Data tied to figure images
☆ ☆ ☆ ☆ ☆ ☆ ☆
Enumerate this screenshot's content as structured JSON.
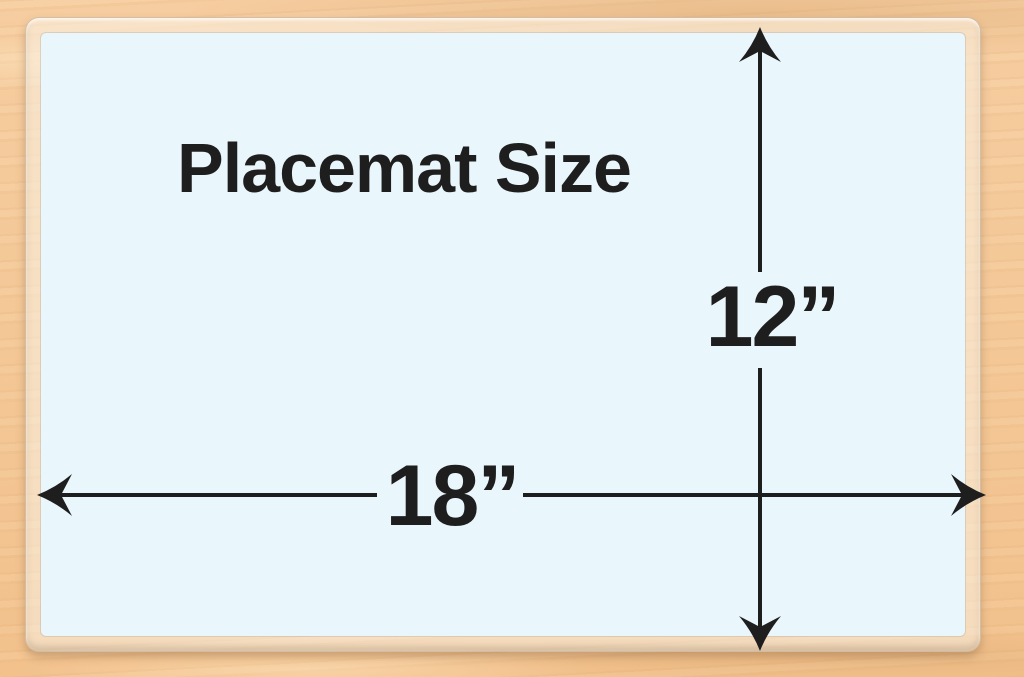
{
  "title": "Placemat Size",
  "dimensions": {
    "width_label": "18”",
    "height_label": "12”"
  },
  "icons": {
    "arrow_up": "barbed-arrowhead-up",
    "arrow_down": "barbed-arrowhead-down",
    "arrow_left": "barbed-arrowhead-left",
    "arrow_right": "barbed-arrowhead-right"
  },
  "colors": {
    "ink": "#1e1e1e",
    "placemat_surface": "#e9f6fb",
    "wood_base": "#f4c897"
  }
}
☆ ☆ ☆ ☆ ☆ ☆ ☆
• _WHAT IS EXPECTED_
Omit each picture, then return all of the listing exactly as it stands.

• _FINISHED EXERCISE_
Enumerate this screenshot's content as structured JSON.
{
  "title": "Placemat Size",
  "dimensions": {
    "width_label": "18”",
    "height_label": "12”"
  },
  "icons": {
    "arrow_up": "barbed-arrowhead-up",
    "arrow_down": "barbed-arrowhead-down",
    "arrow_left": "barbed-arrowhead-left",
    "arrow_right": "barbed-arrowhead-right"
  },
  "colors": {
    "ink": "#1e1e1e",
    "placemat_surface": "#e9f6fb",
    "wood_base": "#f4c897"
  }
}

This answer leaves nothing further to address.